#### Figure data in JSON
________________________________________

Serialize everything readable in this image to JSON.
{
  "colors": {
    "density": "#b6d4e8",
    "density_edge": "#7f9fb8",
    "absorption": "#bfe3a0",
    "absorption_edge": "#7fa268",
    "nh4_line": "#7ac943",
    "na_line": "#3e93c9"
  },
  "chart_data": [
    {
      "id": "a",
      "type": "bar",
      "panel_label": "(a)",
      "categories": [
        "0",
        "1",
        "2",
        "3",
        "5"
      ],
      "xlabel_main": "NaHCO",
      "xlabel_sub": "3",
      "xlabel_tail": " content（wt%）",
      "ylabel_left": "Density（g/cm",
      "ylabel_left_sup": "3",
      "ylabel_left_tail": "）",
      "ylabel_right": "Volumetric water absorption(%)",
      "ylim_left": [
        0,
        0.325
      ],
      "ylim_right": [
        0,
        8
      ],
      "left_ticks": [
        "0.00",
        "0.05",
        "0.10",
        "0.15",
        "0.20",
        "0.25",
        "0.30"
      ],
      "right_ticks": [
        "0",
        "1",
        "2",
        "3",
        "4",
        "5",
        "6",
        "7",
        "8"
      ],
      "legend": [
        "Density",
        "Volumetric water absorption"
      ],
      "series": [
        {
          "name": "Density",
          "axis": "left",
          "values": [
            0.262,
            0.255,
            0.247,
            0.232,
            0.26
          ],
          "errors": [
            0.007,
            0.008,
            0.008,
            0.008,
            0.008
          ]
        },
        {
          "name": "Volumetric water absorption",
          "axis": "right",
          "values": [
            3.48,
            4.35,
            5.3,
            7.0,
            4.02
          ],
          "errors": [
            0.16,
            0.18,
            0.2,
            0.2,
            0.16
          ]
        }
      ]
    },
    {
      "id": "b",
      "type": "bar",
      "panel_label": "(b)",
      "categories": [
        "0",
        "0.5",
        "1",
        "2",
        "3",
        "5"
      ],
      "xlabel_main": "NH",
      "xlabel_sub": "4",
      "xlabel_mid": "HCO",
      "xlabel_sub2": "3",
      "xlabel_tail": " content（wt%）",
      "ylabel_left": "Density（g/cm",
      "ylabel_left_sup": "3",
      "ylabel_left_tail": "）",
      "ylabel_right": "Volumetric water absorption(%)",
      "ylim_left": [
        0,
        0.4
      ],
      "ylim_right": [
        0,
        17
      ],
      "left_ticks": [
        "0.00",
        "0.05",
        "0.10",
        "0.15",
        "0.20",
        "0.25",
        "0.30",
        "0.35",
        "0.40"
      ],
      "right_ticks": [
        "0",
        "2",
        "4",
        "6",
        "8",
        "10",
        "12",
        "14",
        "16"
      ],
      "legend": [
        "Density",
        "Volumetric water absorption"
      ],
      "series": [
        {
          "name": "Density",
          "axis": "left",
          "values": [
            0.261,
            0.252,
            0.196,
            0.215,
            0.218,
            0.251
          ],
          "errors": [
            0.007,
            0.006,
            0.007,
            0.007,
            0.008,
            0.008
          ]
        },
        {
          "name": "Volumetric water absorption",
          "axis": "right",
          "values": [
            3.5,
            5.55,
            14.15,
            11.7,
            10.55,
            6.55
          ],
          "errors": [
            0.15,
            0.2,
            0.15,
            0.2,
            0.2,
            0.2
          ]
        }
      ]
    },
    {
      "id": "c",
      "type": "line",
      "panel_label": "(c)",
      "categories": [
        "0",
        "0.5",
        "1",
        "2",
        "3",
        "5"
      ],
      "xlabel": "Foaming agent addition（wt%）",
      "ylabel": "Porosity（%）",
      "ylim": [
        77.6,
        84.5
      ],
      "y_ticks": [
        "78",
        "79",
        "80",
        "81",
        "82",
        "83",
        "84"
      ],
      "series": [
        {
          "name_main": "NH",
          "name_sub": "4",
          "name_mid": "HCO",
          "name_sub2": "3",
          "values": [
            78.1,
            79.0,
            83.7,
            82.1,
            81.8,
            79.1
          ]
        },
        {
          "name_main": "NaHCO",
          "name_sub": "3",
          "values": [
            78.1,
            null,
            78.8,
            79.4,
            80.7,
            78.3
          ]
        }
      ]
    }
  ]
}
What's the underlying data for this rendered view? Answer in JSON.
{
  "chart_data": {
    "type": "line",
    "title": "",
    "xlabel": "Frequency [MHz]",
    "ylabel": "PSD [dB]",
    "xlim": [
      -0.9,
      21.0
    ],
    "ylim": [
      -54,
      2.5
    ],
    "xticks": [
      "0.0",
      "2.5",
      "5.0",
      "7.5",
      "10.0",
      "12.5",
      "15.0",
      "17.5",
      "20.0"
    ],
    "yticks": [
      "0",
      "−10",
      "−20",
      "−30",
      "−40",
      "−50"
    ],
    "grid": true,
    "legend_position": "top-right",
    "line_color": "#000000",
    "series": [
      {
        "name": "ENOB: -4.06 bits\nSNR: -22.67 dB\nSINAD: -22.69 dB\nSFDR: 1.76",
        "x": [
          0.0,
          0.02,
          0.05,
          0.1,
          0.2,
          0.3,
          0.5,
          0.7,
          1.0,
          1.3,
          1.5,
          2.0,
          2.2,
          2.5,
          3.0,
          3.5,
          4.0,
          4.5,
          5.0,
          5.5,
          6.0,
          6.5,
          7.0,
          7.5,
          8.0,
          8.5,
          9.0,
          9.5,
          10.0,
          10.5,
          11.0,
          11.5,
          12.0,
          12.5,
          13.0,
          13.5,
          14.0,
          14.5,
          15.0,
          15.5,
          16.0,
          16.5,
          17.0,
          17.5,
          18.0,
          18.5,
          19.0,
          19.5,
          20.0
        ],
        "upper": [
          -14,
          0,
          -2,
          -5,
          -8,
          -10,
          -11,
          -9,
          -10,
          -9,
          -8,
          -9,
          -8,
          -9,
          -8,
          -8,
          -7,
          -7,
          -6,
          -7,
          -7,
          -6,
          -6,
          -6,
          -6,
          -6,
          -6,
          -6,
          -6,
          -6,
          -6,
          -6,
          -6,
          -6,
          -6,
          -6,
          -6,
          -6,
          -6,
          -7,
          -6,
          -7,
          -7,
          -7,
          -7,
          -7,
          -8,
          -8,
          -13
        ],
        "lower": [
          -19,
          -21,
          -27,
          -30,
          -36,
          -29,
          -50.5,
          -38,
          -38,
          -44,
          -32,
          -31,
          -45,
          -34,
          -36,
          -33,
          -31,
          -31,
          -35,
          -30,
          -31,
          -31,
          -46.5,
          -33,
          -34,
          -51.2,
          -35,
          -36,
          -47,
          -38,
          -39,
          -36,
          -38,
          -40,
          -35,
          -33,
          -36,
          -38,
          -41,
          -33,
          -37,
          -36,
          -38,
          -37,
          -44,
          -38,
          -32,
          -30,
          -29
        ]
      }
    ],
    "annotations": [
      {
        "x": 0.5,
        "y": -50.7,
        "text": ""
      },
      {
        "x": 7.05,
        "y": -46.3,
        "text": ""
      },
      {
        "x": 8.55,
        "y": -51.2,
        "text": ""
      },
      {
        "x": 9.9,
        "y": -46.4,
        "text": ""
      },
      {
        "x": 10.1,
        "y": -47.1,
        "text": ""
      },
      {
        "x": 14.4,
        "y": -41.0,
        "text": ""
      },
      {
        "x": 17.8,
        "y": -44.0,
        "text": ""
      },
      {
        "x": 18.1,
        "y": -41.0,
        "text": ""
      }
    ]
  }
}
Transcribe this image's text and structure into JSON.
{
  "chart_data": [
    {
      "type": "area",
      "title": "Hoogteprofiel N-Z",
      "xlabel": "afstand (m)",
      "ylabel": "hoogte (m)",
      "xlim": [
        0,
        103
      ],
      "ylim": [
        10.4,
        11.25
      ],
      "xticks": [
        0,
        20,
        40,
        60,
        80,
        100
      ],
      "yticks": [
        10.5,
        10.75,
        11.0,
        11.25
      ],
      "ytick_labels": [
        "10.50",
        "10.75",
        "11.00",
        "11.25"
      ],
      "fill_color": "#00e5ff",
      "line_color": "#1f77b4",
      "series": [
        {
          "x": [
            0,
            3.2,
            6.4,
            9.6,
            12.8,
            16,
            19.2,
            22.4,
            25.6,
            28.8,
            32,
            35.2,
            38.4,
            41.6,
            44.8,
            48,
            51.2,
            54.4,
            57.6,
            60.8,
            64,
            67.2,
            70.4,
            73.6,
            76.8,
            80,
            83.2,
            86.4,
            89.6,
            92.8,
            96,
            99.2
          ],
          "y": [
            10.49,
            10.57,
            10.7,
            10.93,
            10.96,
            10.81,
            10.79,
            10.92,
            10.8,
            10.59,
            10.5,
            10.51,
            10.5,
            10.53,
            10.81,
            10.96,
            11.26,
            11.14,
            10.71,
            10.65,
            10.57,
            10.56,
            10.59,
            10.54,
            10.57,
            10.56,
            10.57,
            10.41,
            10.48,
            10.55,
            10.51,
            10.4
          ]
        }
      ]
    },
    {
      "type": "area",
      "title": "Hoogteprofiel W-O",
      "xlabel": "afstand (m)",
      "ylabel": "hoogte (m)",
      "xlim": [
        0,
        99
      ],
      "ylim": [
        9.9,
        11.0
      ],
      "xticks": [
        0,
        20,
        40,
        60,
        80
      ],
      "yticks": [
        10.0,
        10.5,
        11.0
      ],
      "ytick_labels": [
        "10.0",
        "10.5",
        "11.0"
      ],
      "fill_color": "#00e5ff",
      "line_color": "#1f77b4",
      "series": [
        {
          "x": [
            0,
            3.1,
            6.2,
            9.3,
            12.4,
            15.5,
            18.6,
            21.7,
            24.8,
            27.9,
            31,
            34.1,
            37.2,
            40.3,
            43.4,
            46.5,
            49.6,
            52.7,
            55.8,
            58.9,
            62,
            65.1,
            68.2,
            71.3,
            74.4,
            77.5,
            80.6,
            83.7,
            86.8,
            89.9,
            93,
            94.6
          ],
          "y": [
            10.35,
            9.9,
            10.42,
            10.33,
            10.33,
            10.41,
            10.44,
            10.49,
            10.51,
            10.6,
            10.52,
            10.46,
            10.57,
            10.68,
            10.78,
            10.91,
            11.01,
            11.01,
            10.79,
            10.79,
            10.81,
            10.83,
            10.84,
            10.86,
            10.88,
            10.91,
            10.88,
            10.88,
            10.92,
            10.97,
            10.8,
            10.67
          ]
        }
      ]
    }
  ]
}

________________________________________

Using the records above, pull out each line where the word "image" occurs.

#### Correct output
Serialize everything readable in this image to JSON.
Transcribe this image's text and structure into JSON.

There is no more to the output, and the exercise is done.